Output the records exactly as they appear, with no pictures included.

[Saved entries]

──────────────────────────────

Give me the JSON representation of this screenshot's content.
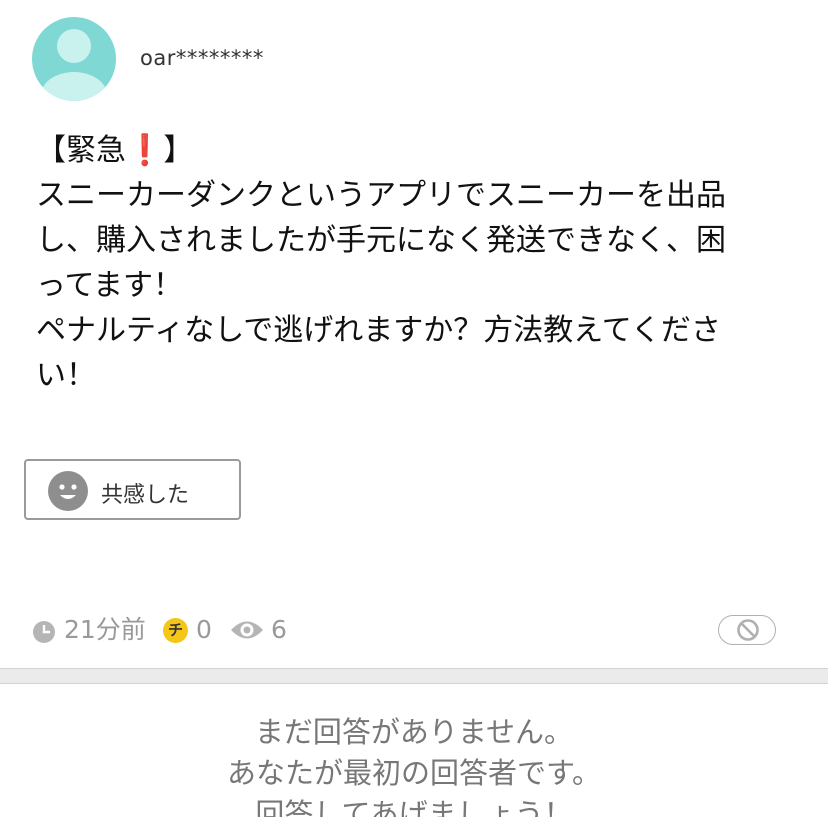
{
  "user": {
    "name": "oar********"
  },
  "question": {
    "line1_open": "【緊急",
    "line1_mark": "❗️",
    "line1_close": "】",
    "line2": "スニーカーダンクというアプリでスニーカーを出品",
    "line3": "し、購入されましたが手元になく発送できなく、困",
    "line4": "ってます！",
    "line5": "ペナルティなしで逃げれますか？方法教えてくださ",
    "line6": "い！"
  },
  "empathy": {
    "label": "共感した",
    "icon": "smiley-face-icon"
  },
  "meta": {
    "time_ago": "21分前",
    "coin_glyph": "チ",
    "coins": "0",
    "views": "6",
    "icons": [
      "clock-icon",
      "coin-icon",
      "eye-icon",
      "report-icon"
    ]
  },
  "answers": {
    "empty_line1": "まだ回答がありません。",
    "empty_line2": "あなたが最初の回答者です。",
    "empty_line3": "回答してあげましょう！"
  },
  "colors": {
    "avatar_bg": "#7fd8d4",
    "avatar_fg": "#c9f1ee",
    "coin": "#f5c518",
    "meta_text": "#999999",
    "exclaim": "#e0201c"
  }
}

──────────────────────────────

[SOLVED PROBLEM]
Give me the JSON representation of this screenshot's content.
{
  "user": {
    "name": "oar********"
  },
  "question": {
    "line1_open": "【緊急",
    "line1_mark": "❗️",
    "line1_close": "】",
    "line2": "スニーカーダンクというアプリでスニーカーを出品",
    "line3": "し、購入されましたが手元になく発送できなく、困",
    "line4": "ってます！",
    "line5": "ペナルティなしで逃げれますか？方法教えてくださ",
    "line6": "い！"
  },
  "empathy": {
    "label": "共感した",
    "icon": "smiley-face-icon"
  },
  "meta": {
    "time_ago": "21分前",
    "coin_glyph": "チ",
    "coins": "0",
    "views": "6",
    "icons": [
      "clock-icon",
      "coin-icon",
      "eye-icon",
      "report-icon"
    ]
  },
  "answers": {
    "empty_line1": "まだ回答がありません。",
    "empty_line2": "あなたが最初の回答者です。",
    "empty_line3": "回答してあげましょう！"
  },
  "colors": {
    "avatar_bg": "#7fd8d4",
    "avatar_fg": "#c9f1ee",
    "coin": "#f5c518",
    "meta_text": "#999999",
    "exclaim": "#e0201c"
  }
}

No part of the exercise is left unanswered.